Items:

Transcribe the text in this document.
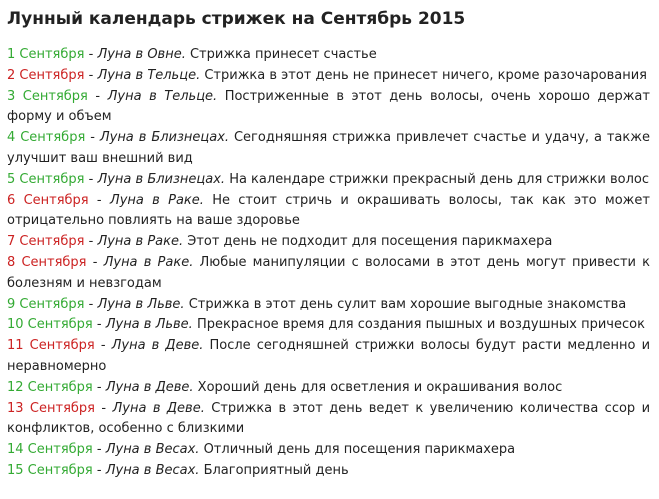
Лунный календарь стрижек на Сентябрь 2015
1 Сентября - Луна в Овне. Стрижка принесет счастье
2 Сентября - Луна в Тельце. Стрижка в этот день не принесет ничего, кроме разочарования
3 Сентября - Луна в Тельце. Постриженные в этот день волосы, очень хорошо держат форму и объем
4 Сентября - Луна в Близнецах. Сегодняшняя стрижка привлечет счастье и удачу, а также улучшит ваш внешний вид
5 Сентября - Луна в Близнецах. На календаре стрижки прекрасный день для стрижки волос
6 Сентября - Луна в Раке. Не стоит стричь и окрашивать волосы, так как это может отрицательно повлиять на ваше здоровье
7 Сентября - Луна в Раке. Этот день не подходит для посещения парикмахера
8 Сентября - Луна в Раке. Любые манипуляции с волосами в этот день могут привести к болезням и невзгодам
9 Сентября - Луна в Льве. Стрижка в этот день сулит вам хорошие выгодные знакомства
10 Сентября - Луна в Льве. Прекрасное время для создания пышных и воздушных причесок
11 Сентября - Луна в Деве. После сегодняшней стрижки волосы будут расти медленно и неравномерно
12 Сентября - Луна в Деве. Хороший день для осветления и окрашивания волос
13 Сентября - Луна в Деве. Стрижка в этот день ведет к увеличению количества ссор и конфликтов, особенно с близкими
14 Сентября - Луна в Весах. Отличный день для посещения парикмахера
15 Сентября - Луна в Весах. Благоприятный день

What is expected: Return each line among the entries that holds the word "Тельце".

Written response:
2 Сентября - Луна в Тельце. Стрижка в этот день не принесет ничего, кроме разочарования
3 Сентября - Луна в Тельце. Постриженные в этот день волосы, очень хорошо держат форму и объем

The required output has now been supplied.